>> Begin STORED ROWS

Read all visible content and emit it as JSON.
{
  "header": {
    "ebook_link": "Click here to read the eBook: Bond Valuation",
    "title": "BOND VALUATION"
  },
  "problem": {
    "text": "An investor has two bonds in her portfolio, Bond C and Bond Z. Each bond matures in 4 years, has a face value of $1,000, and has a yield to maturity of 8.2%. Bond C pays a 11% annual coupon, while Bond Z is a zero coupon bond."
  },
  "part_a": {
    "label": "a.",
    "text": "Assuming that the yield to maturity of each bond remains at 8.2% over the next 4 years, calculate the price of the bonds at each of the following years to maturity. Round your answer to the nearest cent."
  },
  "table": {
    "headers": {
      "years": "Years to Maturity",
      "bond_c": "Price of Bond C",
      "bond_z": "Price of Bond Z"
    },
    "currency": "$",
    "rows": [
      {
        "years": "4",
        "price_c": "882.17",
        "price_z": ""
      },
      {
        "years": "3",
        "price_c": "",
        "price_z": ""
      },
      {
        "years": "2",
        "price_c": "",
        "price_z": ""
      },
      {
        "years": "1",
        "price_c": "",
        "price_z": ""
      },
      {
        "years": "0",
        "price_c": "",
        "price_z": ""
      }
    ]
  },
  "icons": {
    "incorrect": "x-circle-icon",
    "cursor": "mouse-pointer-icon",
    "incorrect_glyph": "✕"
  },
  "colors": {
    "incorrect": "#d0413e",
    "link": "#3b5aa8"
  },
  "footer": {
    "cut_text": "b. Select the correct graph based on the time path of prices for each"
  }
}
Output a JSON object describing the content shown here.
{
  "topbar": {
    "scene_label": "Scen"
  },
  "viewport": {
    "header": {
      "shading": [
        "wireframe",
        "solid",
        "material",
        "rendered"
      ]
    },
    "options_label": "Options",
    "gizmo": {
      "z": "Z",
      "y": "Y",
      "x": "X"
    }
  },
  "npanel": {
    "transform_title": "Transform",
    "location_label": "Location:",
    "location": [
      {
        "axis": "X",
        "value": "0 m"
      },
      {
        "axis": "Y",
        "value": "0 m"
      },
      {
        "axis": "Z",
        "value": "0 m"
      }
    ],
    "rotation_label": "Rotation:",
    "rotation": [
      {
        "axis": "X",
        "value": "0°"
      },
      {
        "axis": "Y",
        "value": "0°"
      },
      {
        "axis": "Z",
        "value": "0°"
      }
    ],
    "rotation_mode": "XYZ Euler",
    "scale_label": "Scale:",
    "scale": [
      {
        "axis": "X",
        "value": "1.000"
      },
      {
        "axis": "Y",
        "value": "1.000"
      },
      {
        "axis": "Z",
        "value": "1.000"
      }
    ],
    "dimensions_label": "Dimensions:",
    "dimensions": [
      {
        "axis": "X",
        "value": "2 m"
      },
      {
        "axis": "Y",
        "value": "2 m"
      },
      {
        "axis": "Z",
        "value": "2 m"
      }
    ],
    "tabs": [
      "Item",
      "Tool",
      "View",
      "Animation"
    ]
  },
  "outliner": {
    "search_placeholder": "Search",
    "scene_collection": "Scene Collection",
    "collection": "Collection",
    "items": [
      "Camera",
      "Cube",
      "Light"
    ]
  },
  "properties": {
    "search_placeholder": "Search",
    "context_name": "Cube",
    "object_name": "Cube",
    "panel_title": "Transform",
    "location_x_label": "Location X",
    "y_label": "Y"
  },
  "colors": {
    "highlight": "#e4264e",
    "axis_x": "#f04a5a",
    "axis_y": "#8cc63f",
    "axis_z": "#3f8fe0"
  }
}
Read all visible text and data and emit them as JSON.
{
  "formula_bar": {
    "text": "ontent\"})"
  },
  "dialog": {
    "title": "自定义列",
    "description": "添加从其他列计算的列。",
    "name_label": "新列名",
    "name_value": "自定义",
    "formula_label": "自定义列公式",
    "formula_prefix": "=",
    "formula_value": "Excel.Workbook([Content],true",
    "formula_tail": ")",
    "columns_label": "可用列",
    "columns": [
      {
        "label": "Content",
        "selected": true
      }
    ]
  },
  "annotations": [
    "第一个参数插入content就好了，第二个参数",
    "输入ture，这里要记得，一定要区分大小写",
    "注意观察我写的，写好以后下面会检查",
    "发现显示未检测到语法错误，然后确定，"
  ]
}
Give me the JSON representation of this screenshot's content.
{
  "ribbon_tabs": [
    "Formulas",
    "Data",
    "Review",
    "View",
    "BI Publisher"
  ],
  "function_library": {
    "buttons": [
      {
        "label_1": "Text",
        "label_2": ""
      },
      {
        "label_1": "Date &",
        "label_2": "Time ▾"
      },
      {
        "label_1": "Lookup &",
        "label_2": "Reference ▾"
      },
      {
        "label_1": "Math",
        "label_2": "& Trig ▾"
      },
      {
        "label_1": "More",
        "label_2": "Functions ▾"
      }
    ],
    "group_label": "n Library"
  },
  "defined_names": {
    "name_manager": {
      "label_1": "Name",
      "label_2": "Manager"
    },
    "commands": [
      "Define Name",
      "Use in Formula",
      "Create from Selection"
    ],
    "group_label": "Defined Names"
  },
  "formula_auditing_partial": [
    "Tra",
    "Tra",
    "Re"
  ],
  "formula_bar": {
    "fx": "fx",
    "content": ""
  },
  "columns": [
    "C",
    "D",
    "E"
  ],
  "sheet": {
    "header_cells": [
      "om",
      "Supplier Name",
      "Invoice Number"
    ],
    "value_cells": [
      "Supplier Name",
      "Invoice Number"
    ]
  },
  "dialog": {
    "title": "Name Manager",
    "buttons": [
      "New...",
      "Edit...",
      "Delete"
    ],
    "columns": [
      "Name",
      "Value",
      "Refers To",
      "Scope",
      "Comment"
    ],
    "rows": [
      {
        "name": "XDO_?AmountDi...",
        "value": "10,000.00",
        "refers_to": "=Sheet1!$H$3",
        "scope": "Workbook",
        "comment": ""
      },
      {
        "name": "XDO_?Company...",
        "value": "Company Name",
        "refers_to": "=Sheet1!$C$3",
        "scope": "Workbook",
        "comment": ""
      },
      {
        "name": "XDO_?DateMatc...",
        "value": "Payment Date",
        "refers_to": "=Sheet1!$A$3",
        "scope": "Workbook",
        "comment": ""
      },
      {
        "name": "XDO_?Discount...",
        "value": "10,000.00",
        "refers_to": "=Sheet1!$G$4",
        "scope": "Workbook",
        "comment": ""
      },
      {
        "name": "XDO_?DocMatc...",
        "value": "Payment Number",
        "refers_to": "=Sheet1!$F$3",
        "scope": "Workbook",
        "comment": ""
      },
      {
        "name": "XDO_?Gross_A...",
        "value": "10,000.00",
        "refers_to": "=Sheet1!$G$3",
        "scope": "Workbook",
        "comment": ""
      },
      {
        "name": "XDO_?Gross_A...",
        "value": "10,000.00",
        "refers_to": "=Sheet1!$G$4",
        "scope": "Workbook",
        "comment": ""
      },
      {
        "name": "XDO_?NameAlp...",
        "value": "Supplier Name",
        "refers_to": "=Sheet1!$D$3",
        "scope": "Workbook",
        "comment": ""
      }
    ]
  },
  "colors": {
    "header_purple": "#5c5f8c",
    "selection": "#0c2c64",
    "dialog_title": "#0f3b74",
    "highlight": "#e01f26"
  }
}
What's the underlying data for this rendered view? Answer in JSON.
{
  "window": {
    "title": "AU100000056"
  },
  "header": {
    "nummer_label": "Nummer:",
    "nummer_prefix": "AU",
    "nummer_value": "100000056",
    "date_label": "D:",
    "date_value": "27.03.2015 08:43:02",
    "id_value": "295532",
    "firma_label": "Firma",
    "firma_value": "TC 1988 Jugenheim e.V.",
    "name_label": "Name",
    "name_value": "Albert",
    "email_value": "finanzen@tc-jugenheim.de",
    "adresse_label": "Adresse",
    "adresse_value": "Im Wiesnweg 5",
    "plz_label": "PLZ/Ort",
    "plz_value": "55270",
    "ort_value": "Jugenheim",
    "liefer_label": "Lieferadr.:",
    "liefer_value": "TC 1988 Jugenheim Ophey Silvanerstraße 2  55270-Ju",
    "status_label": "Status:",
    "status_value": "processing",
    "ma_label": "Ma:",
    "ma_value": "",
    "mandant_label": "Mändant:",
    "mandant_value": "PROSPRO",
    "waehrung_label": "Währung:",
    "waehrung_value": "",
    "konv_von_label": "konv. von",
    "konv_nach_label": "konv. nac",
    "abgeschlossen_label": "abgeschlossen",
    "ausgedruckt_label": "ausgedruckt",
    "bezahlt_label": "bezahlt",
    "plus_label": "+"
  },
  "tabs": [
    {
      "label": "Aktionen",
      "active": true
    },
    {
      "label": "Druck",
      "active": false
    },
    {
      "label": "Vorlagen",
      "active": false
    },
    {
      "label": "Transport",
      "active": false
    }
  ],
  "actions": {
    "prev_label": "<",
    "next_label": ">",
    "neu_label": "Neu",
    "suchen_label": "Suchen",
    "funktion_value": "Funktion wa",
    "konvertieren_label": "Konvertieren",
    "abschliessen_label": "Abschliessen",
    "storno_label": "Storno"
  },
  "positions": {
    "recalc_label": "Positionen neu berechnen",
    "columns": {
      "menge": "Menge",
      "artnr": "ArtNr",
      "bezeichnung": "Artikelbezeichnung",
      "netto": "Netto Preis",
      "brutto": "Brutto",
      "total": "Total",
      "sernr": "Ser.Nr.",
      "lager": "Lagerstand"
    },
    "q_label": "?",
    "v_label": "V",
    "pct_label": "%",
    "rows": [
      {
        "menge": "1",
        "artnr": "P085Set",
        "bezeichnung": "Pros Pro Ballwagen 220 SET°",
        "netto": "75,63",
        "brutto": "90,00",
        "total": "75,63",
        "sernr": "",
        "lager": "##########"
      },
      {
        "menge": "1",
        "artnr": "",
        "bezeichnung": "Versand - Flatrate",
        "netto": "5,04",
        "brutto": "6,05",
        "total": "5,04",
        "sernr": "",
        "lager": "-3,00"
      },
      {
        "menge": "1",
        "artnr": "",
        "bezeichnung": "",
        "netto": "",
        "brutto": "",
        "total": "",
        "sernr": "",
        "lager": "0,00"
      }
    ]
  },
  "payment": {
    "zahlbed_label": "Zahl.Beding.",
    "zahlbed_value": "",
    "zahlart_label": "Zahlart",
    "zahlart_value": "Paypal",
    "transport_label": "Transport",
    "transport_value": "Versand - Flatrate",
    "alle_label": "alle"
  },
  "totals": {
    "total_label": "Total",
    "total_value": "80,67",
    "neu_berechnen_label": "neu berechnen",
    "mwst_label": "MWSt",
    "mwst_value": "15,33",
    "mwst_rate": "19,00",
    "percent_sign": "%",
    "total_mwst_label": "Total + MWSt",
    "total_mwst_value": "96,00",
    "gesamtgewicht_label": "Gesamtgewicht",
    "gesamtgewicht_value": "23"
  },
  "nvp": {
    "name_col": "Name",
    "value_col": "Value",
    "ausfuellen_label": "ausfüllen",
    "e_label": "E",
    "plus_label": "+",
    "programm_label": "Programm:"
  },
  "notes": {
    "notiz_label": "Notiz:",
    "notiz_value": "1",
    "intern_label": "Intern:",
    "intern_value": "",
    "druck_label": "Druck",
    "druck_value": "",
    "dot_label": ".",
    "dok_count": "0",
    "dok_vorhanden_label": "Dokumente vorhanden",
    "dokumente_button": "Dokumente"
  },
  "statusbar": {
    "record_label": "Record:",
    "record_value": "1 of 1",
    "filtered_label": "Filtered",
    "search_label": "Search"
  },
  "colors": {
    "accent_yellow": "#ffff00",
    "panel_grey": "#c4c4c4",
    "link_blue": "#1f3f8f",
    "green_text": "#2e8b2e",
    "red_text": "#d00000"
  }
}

>> End STORED ROWS

-- TASK STATEMENT --
Report how many lines of the records above contain the word "rendered", giving only the number.

-- SOLUTION BELOW --
2